--- begin SUPPLIED ENTRIES ---

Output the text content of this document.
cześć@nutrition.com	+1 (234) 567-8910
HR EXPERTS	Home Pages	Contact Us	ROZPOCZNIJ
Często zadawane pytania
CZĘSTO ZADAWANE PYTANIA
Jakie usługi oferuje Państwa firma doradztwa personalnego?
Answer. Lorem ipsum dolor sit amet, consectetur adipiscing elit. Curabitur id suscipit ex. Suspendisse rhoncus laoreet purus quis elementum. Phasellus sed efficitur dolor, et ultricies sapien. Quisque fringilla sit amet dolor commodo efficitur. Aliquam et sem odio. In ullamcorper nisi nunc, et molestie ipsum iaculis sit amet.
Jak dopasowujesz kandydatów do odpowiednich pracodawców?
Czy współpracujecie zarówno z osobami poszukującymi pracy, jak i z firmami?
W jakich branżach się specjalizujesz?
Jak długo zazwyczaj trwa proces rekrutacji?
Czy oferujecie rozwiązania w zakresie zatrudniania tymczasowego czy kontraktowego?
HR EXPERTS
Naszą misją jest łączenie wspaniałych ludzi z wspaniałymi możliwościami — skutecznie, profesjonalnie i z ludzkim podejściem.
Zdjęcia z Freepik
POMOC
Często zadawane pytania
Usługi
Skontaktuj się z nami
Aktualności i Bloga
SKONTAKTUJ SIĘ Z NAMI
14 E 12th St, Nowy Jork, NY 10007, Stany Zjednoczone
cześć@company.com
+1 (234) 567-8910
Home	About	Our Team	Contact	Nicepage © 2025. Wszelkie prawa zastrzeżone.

--- end SUPPLIED ENTRIES ---

**EXERCISE BRIEF:** Every record should be repeated exactly; please leave none out.

**WRITTEN SOLUTION:**
Output the text content of this document.
cześć@nutrition.com	+1 (234) 567-8910
HR EXPERTS	Home Pages	Contact Us	ROZPOCZNIJ
Często zadawane pytania
CZĘSTO ZADAWANE PYTANIA
Jakie usługi oferuje Państwa firma doradztwa personalnego?
Answer. Lorem ipsum dolor sit amet, consectetur adipiscing elit. Curabitur id suscipit ex. Suspendisse rhoncus laoreet purus quis elementum. Phasellus sed efficitur dolor, et ultricies sapien. Quisque fringilla sit amet dolor commodo efficitur. Aliquam et sem odio. In ullamcorper nisi nunc, et molestie ipsum iaculis sit amet.
Jak dopasowujesz kandydatów do odpowiednich pracodawców?
Czy współpracujecie zarówno z osobami poszukującymi pracy, jak i z firmami?
W jakich branżach się specjalizujesz?
Jak długo zazwyczaj trwa proces rekrutacji?
Czy oferujecie rozwiązania w zakresie zatrudniania tymczasowego czy kontraktowego?
HR EXPERTS
Naszą misją jest łączenie wspaniałych ludzi z wspaniałymi możliwościami — skutecznie, profesjonalnie i z ludzkim podejściem.
Zdjęcia z Freepik
POMOC
Często zadawane pytania
Usługi
Skontaktuj się z nami
Aktualności i Bloga
SKONTAKTUJ SIĘ Z NAMI
14 E 12th St, Nowy Jork, NY 10007, Stany Zjednoczone
cześć@company.com
+1 (234) 567-8910
Home	About	Our Team	Contact	Nicepage © 2025. Wszelkie prawa zastrzeżone.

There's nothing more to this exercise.